> Exercise: Each record below should be repeated precisely as written.

> Information provided:
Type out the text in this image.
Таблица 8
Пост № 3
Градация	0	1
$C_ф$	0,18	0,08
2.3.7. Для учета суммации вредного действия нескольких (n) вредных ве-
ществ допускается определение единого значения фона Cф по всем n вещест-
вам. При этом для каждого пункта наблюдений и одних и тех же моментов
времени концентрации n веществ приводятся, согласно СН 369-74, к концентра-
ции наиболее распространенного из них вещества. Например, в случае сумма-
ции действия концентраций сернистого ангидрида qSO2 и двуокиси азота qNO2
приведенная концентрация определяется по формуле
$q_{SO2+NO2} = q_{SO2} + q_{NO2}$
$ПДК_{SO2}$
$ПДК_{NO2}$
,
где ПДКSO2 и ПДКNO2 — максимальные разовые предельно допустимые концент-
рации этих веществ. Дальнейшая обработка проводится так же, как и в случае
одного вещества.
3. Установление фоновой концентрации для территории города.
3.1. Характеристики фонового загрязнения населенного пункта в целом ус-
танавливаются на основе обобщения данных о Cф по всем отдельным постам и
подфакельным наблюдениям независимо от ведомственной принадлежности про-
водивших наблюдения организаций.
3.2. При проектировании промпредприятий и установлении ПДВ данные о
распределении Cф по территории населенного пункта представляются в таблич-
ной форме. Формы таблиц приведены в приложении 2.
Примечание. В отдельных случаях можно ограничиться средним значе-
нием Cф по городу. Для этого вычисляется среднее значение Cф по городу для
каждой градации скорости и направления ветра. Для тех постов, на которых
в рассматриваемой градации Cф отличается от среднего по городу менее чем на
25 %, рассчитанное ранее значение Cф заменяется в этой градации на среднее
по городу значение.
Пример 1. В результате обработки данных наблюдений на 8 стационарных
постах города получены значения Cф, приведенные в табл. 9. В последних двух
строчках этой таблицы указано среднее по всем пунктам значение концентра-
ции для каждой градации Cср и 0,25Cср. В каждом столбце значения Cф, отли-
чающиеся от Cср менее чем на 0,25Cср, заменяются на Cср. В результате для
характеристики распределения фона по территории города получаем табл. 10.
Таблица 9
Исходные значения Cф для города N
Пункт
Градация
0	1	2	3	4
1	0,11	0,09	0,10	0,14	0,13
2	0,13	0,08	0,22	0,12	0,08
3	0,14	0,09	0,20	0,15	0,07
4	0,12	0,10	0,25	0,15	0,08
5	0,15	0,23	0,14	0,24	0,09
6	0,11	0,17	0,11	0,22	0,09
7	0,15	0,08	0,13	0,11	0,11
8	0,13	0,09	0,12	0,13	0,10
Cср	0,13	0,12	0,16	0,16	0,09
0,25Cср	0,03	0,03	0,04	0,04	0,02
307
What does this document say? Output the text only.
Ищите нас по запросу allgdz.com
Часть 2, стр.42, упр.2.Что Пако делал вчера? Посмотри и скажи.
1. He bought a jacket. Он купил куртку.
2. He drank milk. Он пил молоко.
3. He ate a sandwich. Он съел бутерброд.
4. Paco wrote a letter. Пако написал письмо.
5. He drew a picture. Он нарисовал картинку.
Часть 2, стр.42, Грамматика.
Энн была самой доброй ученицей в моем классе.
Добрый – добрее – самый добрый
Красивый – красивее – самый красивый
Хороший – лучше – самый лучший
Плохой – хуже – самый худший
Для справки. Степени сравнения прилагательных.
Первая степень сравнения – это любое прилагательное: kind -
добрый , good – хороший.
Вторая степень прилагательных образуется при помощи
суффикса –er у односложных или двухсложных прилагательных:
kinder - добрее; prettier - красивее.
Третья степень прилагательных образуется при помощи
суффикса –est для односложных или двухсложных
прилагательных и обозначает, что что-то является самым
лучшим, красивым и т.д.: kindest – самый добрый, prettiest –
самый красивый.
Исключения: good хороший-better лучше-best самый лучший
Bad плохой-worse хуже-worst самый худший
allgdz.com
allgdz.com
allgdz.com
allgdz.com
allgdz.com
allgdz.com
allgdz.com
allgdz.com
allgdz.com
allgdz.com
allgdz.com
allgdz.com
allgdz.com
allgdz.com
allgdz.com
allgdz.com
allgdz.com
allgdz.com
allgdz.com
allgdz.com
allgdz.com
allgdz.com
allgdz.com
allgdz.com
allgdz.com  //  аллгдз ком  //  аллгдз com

> The reply:
Type out the text in this image.
Таблица 8
Пост № 3
Градация	0	1
$C_ф$	0,18	0,08
2.3.7. Для учета суммации вредного действия нескольких (n) вредных ве-
ществ допускается определение единого значения фона Cф по всем n вещест-
вам. При этом для каждого пункта наблюдений и одних и тех же моментов
времени концентрации n веществ приводятся, согласно СН 369-74, к концентра-
ции наиболее распространенного из них вещества. Например, в случае сумма-
ции действия концентраций сернистого ангидрида qSO2 и двуокиси азота qNO2
приведенная концентрация определяется по формуле
$q_{SO2+NO2} = q_{SO2} + q_{NO2}$
$ПДК_{SO2}$
$ПДК_{NO2}$
,
где ПДКSO2 и ПДКNO2 — максимальные разовые предельно допустимые концент-
рации этих веществ. Дальнейшая обработка проводится так же, как и в случае
одного вещества.
3. Установление фоновой концентрации для территории города.
3.1. Характеристики фонового загрязнения населенного пункта в целом ус-
танавливаются на основе обобщения данных о Cф по всем отдельным постам и
подфакельным наблюдениям независимо от ведомственной принадлежности про-
водивших наблюдения организаций.
3.2. При проектировании промпредприятий и установлении ПДВ данные о
распределении Cф по территории населенного пункта представляются в таблич-
ной форме. Формы таблиц приведены в приложении 2.
Примечание. В отдельных случаях можно ограничиться средним значе-
нием Cф по городу. Для этого вычисляется среднее значение Cф по городу для
каждой градации скорости и направления ветра. Для тех постов, на которых
в рассматриваемой градации Cф отличается от среднего по городу менее чем на
25 %, рассчитанное ранее значение Cф заменяется в этой градации на среднее
по городу значение.
Пример 1. В результате обработки данных наблюдений на 8 стационарных
постах города получены значения Cф, приведенные в табл. 9. В последних двух
строчках этой таблицы указано среднее по всем пунктам значение концентра-
ции для каждой градации Cср и 0,25Cср. В каждом столбце значения Cф, отли-
чающиеся от Cср менее чем на 0,25Cср, заменяются на Cср. В результате для
характеристики распределения фона по территории города получаем табл. 10.
Таблица 9
Исходные значения Cф для города N
Пункт
Градация
0	1	2	3	4
1	0,11	0,09	0,10	0,14	0,13
2	0,13	0,08	0,22	0,12	0,08
3	0,14	0,09	0,20	0,15	0,07
4	0,12	0,10	0,25	0,15	0,08
5	0,15	0,23	0,14	0,24	0,09
6	0,11	0,17	0,11	0,22	0,09
7	0,15	0,08	0,13	0,11	0,11
8	0,13	0,09	0,12	0,13	0,10
Cср	0,13	0,12	0,16	0,16	0,09
0,25Cср	0,03	0,03	0,04	0,04	0,02
307
What does this document say? Output the text only.
Ищите нас по запросу allgdz.com
Часть 2, стр.42, упр.2.Что Пако делал вчера? Посмотри и скажи.
1. He bought a jacket. Он купил куртку.
2. He drank milk. Он пил молоко.
3. He ate a sandwich. Он съел бутерброд.
4. Paco wrote a letter. Пако написал письмо.
5. He drew a picture. Он нарисовал картинку.
Часть 2, стр.42, Грамматика.
Энн была самой доброй ученицей в моем классе.
Добрый – добрее – самый добрый
Красивый – красивее – самый красивый
Хороший – лучше – самый лучший
Плохой – хуже – самый худший
Для справки. Степени сравнения прилагательных.
Первая степень сравнения – это любое прилагательное: kind -
добрый , good – хороший.
Вторая степень прилагательных образуется при помощи
суффикса –er у односложных или двухсложных прилагательных:
kinder - добрее; prettier - красивее.
Третья степень прилагательных образуется при помощи
суффикса –est для односложных или двухсложных
прилагательных и обозначает, что что-то является самым
лучшим, красивым и т.д.: kindest – самый добрый, prettiest –
самый красивый.
Исключения: good хороший-better лучше-best самый лучший
Bad плохой-worse хуже-worst самый худший
allgdz.com
allgdz.com
allgdz.com
allgdz.com
allgdz.com
allgdz.com
allgdz.com
allgdz.com
allgdz.com
allgdz.com
allgdz.com
allgdz.com
allgdz.com
allgdz.com
allgdz.com
allgdz.com
allgdz.com
allgdz.com
allgdz.com
allgdz.com
allgdz.com
allgdz.com
allgdz.com
allgdz.com
allgdz.com  //  аллгдз ком  //  аллгдз com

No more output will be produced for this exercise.